PROBLEM REQUIREMENTS ▸ For each line that holds "screenshot", copy the line out.

Dataset records:
## Start
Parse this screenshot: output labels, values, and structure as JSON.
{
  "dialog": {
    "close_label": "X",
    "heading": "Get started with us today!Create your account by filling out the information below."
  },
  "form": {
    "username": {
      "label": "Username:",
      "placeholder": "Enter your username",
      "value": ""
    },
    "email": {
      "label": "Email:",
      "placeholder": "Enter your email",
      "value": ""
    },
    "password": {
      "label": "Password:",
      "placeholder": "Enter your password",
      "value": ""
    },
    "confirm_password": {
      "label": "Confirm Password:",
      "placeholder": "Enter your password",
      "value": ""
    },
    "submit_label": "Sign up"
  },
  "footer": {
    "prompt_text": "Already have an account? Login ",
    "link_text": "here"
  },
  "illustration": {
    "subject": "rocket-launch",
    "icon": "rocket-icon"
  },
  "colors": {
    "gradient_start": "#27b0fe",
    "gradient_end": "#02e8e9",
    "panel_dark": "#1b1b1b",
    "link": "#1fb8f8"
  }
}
## End
## Start
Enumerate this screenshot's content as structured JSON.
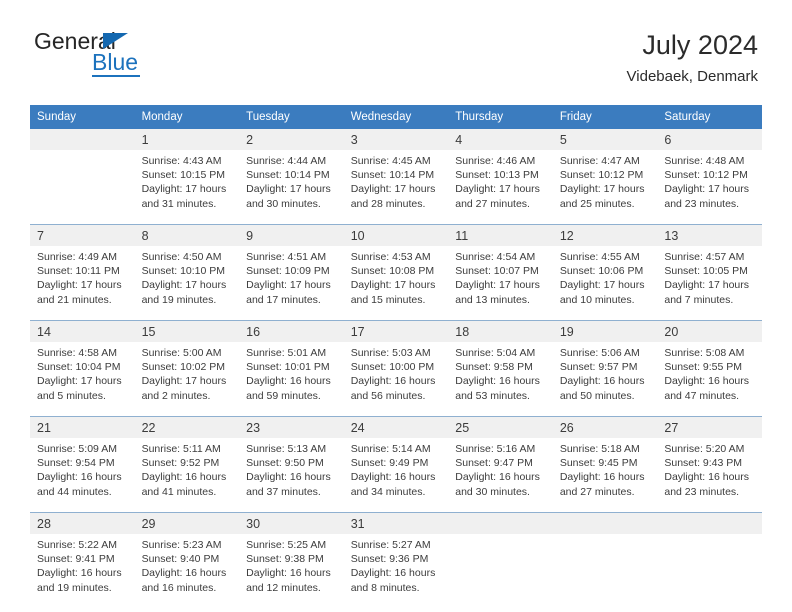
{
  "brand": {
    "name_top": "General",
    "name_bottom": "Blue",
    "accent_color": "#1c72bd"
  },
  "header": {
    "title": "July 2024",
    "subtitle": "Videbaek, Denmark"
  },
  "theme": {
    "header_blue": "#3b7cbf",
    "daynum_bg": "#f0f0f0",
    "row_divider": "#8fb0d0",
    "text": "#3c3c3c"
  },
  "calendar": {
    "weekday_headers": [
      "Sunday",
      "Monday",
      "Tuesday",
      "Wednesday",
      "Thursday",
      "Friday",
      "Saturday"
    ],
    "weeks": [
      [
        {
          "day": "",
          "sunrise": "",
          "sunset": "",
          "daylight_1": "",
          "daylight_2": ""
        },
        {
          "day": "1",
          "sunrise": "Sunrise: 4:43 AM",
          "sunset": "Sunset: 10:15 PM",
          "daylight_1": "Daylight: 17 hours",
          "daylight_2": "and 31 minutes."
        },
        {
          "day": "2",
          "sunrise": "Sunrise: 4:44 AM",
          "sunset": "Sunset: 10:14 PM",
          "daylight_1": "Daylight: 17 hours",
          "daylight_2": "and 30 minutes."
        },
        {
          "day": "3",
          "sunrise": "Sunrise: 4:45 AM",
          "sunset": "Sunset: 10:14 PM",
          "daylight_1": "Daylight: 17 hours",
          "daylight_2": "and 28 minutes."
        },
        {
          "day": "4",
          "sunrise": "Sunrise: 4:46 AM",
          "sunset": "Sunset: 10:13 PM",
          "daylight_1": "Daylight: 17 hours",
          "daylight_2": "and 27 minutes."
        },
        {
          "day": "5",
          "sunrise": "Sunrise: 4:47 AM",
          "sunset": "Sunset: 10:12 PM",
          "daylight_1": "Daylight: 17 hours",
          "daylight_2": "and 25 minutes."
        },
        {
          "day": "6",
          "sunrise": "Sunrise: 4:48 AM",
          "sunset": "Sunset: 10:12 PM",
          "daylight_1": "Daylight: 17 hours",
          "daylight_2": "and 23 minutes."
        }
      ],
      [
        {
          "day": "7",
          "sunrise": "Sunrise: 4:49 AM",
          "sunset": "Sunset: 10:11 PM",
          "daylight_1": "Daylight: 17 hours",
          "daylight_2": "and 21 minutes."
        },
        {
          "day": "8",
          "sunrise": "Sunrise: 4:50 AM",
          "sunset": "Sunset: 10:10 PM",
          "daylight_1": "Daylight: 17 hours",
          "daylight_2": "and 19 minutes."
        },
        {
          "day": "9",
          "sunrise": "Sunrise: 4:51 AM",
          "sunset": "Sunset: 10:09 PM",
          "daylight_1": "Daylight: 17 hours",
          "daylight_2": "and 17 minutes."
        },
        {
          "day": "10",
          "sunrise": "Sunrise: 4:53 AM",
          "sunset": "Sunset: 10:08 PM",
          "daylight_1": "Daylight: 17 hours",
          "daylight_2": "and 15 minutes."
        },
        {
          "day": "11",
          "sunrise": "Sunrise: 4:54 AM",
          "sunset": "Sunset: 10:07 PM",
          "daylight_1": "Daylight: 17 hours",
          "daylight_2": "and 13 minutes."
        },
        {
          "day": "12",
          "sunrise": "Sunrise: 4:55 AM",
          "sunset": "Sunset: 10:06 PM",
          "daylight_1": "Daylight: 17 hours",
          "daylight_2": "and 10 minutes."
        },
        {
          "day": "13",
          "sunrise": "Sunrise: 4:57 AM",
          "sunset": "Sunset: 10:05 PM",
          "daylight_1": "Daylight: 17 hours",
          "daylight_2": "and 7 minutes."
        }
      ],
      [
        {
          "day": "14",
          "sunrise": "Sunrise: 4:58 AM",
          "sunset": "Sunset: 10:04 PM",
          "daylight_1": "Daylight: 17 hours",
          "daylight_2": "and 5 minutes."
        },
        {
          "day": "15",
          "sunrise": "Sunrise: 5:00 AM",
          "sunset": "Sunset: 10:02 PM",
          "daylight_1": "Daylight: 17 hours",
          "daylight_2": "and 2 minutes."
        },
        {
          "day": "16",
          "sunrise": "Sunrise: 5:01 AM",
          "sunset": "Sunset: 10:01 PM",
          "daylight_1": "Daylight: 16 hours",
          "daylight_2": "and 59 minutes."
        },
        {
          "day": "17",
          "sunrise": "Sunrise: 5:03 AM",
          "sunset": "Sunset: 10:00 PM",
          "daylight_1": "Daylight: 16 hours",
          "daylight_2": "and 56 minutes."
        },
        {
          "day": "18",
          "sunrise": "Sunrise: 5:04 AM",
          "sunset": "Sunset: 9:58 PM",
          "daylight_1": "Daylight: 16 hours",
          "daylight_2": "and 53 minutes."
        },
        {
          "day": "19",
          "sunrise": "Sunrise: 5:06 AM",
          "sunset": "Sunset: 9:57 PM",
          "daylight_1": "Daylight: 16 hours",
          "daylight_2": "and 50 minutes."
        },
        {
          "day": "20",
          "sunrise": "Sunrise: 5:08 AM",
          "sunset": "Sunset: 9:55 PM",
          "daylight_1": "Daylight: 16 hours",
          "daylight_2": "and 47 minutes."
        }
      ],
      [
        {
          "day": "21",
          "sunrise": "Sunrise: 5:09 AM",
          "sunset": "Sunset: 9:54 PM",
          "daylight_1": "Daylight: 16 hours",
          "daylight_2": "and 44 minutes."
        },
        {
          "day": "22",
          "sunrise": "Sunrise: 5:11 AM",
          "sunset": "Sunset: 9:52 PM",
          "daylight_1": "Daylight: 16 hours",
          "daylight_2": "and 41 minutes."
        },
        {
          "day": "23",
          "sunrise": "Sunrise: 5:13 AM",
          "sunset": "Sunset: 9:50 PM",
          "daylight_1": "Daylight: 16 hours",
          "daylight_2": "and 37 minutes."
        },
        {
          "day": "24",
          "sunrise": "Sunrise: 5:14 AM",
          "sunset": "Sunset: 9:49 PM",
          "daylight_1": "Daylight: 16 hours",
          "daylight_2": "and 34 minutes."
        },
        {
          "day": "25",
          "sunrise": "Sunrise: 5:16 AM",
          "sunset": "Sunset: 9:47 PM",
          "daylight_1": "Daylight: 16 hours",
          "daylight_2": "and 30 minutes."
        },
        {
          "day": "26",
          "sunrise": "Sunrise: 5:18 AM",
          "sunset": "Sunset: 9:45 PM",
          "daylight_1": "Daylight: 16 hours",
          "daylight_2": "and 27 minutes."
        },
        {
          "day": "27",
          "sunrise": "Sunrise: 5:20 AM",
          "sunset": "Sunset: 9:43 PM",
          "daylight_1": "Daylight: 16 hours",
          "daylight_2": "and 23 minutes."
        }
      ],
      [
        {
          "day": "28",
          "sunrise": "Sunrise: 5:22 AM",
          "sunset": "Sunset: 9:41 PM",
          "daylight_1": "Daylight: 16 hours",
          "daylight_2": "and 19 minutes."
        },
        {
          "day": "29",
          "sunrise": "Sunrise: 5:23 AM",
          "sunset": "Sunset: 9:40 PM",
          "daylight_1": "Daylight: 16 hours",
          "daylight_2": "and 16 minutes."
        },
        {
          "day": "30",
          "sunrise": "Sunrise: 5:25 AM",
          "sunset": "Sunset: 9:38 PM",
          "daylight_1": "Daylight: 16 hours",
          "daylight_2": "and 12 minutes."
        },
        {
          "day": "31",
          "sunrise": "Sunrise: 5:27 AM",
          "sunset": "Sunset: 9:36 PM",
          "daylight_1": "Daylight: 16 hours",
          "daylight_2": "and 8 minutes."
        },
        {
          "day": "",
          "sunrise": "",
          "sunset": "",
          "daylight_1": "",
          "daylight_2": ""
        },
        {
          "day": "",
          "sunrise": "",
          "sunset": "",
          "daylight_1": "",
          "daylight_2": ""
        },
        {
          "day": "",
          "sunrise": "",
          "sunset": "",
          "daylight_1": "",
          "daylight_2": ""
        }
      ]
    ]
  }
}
## End
ANSWER TO THIS TASK ▸
Parse this screenshot: output labels, values, and structure as JSON.
Enumerate this screenshot's content as structured JSON.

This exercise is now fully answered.